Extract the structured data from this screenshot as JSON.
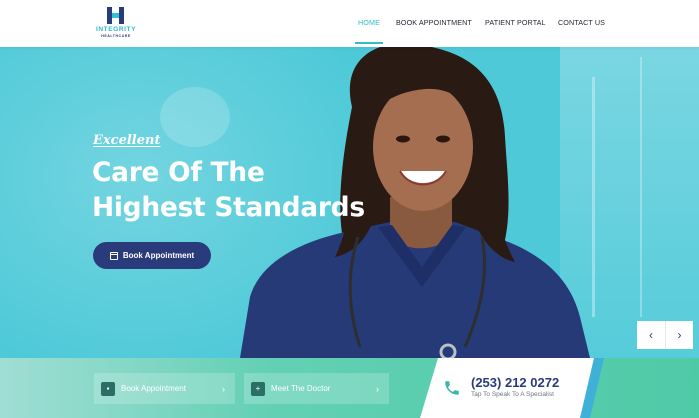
{
  "header": {
    "logo": {
      "brand": "INTEGRITY",
      "tagline": "HEALTHCARE"
    },
    "nav": [
      {
        "label": "HOME",
        "active": true
      },
      {
        "label": "BOOK APPOINTMENT",
        "active": false
      },
      {
        "label": "PATIENT PORTAL",
        "active": false
      },
      {
        "label": "CONTACT US",
        "active": false
      }
    ]
  },
  "hero": {
    "eyebrow": "Excellent",
    "title_line1": "Care Of The",
    "title_line2": "Highest Standards",
    "cta_label": "Book Appointment",
    "cta_icon": "calendar-icon",
    "prev_arrow": "‹",
    "next_arrow": "›"
  },
  "bottom": {
    "cards": [
      {
        "label": "Book Appointment",
        "icon": "contact-card-icon",
        "chevron": "›"
      },
      {
        "label": "Meet The Doctor",
        "icon": "medical-kit-icon",
        "chevron": "›"
      }
    ],
    "phone": {
      "number": "(253) 212 0272",
      "tagline": "Tap To Speak To A Specialist",
      "icon": "phone-icon"
    }
  },
  "colors": {
    "brand_navy": "#2a3b7c",
    "brand_teal": "#2fbdc9",
    "hero_bg": "#4dc9d8",
    "bottom_bg": "#4fcaa7"
  }
}
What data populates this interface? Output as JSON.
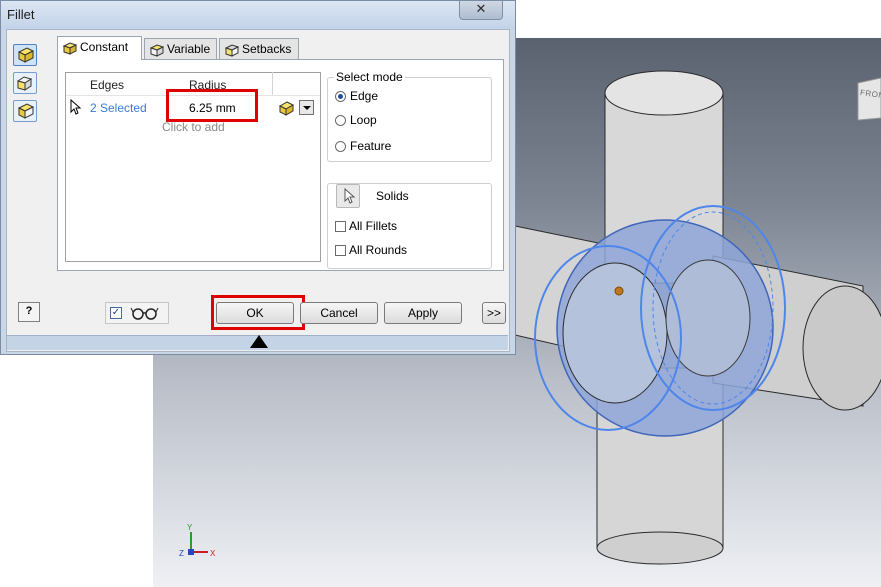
{
  "dialog": {
    "title": "Fillet",
    "close_label": "✕",
    "tabs": [
      {
        "label": "Constant",
        "active": true
      },
      {
        "label": "Variable",
        "active": false
      },
      {
        "label": "Setbacks",
        "active": false
      }
    ],
    "table": {
      "headers": [
        "Edges",
        "Radius"
      ],
      "rows": [
        {
          "edges": "2 Selected",
          "radius": "6.25 mm"
        }
      ],
      "add_row_hint": "Click to add"
    },
    "select_mode": {
      "legend": "Select mode",
      "options": [
        {
          "label": "Edge",
          "selected": true
        },
        {
          "label": "Loop",
          "selected": false
        },
        {
          "label": "Feature",
          "selected": false
        }
      ]
    },
    "solids": {
      "label": "Solids",
      "checkboxes": [
        {
          "label": "All Fillets",
          "checked": false
        },
        {
          "label": "All Rounds",
          "checked": false
        }
      ]
    },
    "buttons": {
      "help": "?",
      "ok": "OK",
      "cancel": "Cancel",
      "apply": "Apply",
      "more": ">>"
    },
    "preview_checked": true
  },
  "viewport": {
    "viewcube_face": "FRONT",
    "triad": {
      "x": "X",
      "y": "Y",
      "z": "Z"
    }
  },
  "colors": {
    "highlight": "#e00000",
    "selection": "#3a7bd5",
    "accent": "#5b8fe0"
  }
}
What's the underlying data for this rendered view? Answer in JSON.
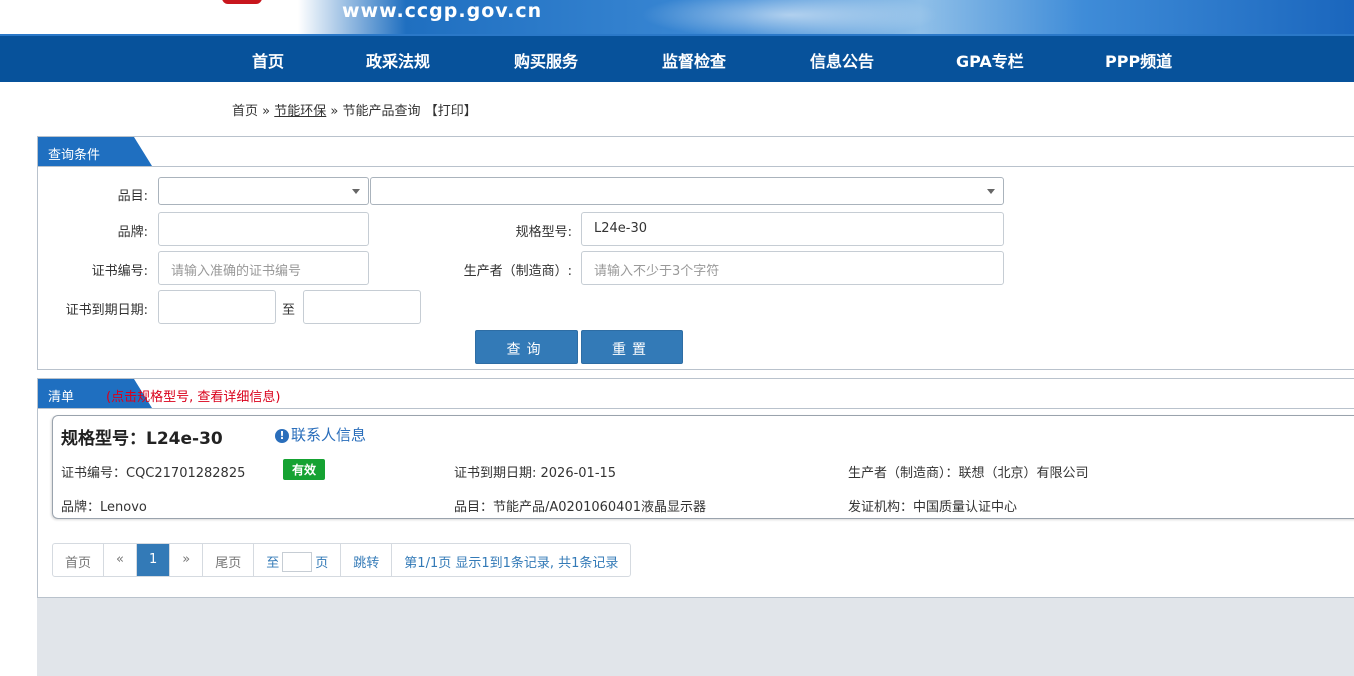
{
  "header": {
    "url": "www.ccgp.gov.cn"
  },
  "nav": {
    "items": [
      "首页",
      "政采法规",
      "购买服务",
      "监督检查",
      "信息公告",
      "GPA专栏",
      "PPP频道"
    ]
  },
  "breadcrumb": {
    "home": "首页",
    "sep1": "»",
    "section": "节能环保",
    "sep2": "»",
    "page": "节能产品查询",
    "print": "【打印】"
  },
  "query": {
    "tab_label": "查询条件",
    "category_label": "品目:",
    "brand_label": "品牌:",
    "model_label": "规格型号:",
    "model_value": "L24e-30",
    "cert_no_label": "证书编号:",
    "cert_no_placeholder": "请输入准确的证书编号",
    "maker_label": "生产者（制造商）:",
    "maker_placeholder": "请输入不少于3个字符",
    "expiry_label": "证书到期日期:",
    "to_label": "至",
    "search_button": "查询",
    "reset_button": "重置"
  },
  "list": {
    "tab_label": "清单",
    "hint": "(点击规格型号, 查看详细信息)",
    "result": {
      "title": "规格型号：L24e-30",
      "contact_link": "联系人信息",
      "cert_no": "证书编号：CQC21701282825",
      "status": "有效",
      "expiry": "证书到期日期: 2026-01-15",
      "maker": "生产者（制造商）：联想（北京）有限公司",
      "brand": "品牌：Lenovo",
      "category": "品目：节能产品/A0201060401液晶显示器",
      "issuer": "发证机构：中国质量认证中心"
    }
  },
  "pager": {
    "first": "首页",
    "prev": "«",
    "current": "1",
    "next": "»",
    "last": "尾页",
    "to": "至",
    "page_unit": "页",
    "jump": "跳转",
    "summary": "第1/1页  显示1到1条记录, 共1条记录"
  },
  "colors": {
    "nav_bg": "#07529b",
    "accent": "#337ab7",
    "valid_badge": "#15a232",
    "hint": "#d9001b"
  }
}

WHAT THIS TASK INVOLVES =>
Omit the pictures, then output the rest of the listing exactly.

ANSWER TO THE TASK =>
Extract the structured data from this screenshot as JSON.
{
  "header": {
    "logo": {
      "brand": "INTEGRITY",
      "tagline": "HEALTHCARE"
    },
    "nav": [
      {
        "label": "HOME",
        "active": true
      },
      {
        "label": "BOOK APPOINTMENT",
        "active": false
      },
      {
        "label": "PATIENT PORTAL",
        "active": false
      },
      {
        "label": "CONTACT US",
        "active": false
      }
    ]
  },
  "hero": {
    "eyebrow": "Excellent",
    "title_line1": "Care Of The",
    "title_line2": "Highest Standards",
    "cta_label": "Book Appointment",
    "cta_icon": "calendar-icon",
    "prev_arrow": "‹",
    "next_arrow": "›"
  },
  "bottom": {
    "cards": [
      {
        "label": "Book Appointment",
        "icon": "contact-card-icon",
        "chevron": "›"
      },
      {
        "label": "Meet The Doctor",
        "icon": "medical-kit-icon",
        "chevron": "›"
      }
    ],
    "phone": {
      "number": "(253) 212 0272",
      "tagline": "Tap To Speak To A Specialist",
      "icon": "phone-icon"
    }
  },
  "colors": {
    "brand_navy": "#2a3b7c",
    "brand_teal": "#2fbdc9",
    "hero_bg": "#4dc9d8",
    "bottom_bg": "#4fcaa7"
  }
}
What data populates this interface? Output as JSON.
{
  "dialog": {
    "title": "Fillet",
    "close_label": "✕",
    "tabs": [
      {
        "label": "Constant",
        "active": true
      },
      {
        "label": "Variable",
        "active": false
      },
      {
        "label": "Setbacks",
        "active": false
      }
    ],
    "table": {
      "headers": [
        "Edges",
        "Radius"
      ],
      "rows": [
        {
          "edges": "2 Selected",
          "radius": "6.25 mm"
        }
      ],
      "add_row_hint": "Click to add"
    },
    "select_mode": {
      "legend": "Select mode",
      "options": [
        {
          "label": "Edge",
          "selected": true
        },
        {
          "label": "Loop",
          "selected": false
        },
        {
          "label": "Feature",
          "selected": false
        }
      ]
    },
    "solids": {
      "label": "Solids",
      "checkboxes": [
        {
          "label": "All Fillets",
          "checked": false
        },
        {
          "label": "All Rounds",
          "checked": false
        }
      ]
    },
    "buttons": {
      "help": "?",
      "ok": "OK",
      "cancel": "Cancel",
      "apply": "Apply",
      "more": ">>"
    },
    "preview_checked": true
  },
  "viewport": {
    "viewcube_face": "FRONT",
    "triad": {
      "x": "X",
      "y": "Y",
      "z": "Z"
    }
  },
  "colors": {
    "highlight": "#e00000",
    "selection": "#3a7bd5",
    "accent": "#5b8fe0"
  }
}
What's the underlying data for this rendered view? Answer in JSON.
{
  "header": {
    "url": "www.ccgp.gov.cn"
  },
  "nav": {
    "items": [
      "首页",
      "政采法规",
      "购买服务",
      "监督检查",
      "信息公告",
      "GPA专栏",
      "PPP频道"
    ]
  },
  "breadcrumb": {
    "home": "首页",
    "sep1": "»",
    "section": "节能环保",
    "sep2": "»",
    "page": "节能产品查询",
    "print": "【打印】"
  },
  "query": {
    "tab_label": "查询条件",
    "category_label": "品目:",
    "brand_label": "品牌:",
    "model_label": "规格型号:",
    "model_value": "L24e-30",
    "cert_no_label": "证书编号:",
    "cert_no_placeholder": "请输入准确的证书编号",
    "maker_label": "生产者（制造商）:",
    "maker_placeholder": "请输入不少于3个字符",
    "expiry_label": "证书到期日期:",
    "to_label": "至",
    "search_button": "查询",
    "reset_button": "重置"
  },
  "list": {
    "tab_label": "清单",
    "hint": "(点击规格型号, 查看详细信息)",
    "result": {
      "title": "规格型号：L24e-30",
      "contact_link": "联系人信息",
      "cert_no": "证书编号：CQC21701282825",
      "status": "有效",
      "expiry": "证书到期日期: 2026-01-15",
      "maker": "生产者（制造商）：联想（北京）有限公司",
      "brand": "品牌：Lenovo",
      "category": "品目：节能产品/A0201060401液晶显示器",
      "issuer": "发证机构：中国质量认证中心"
    }
  },
  "pager": {
    "first": "首页",
    "prev": "«",
    "current": "1",
    "next": "»",
    "last": "尾页",
    "to": "至",
    "page_unit": "页",
    "jump": "跳转",
    "summary": "第1/1页  显示1到1条记录, 共1条记录"
  },
  "colors": {
    "nav_bg": "#07529b",
    "accent": "#337ab7",
    "valid_badge": "#15a232",
    "hint": "#d9001b"
  }
}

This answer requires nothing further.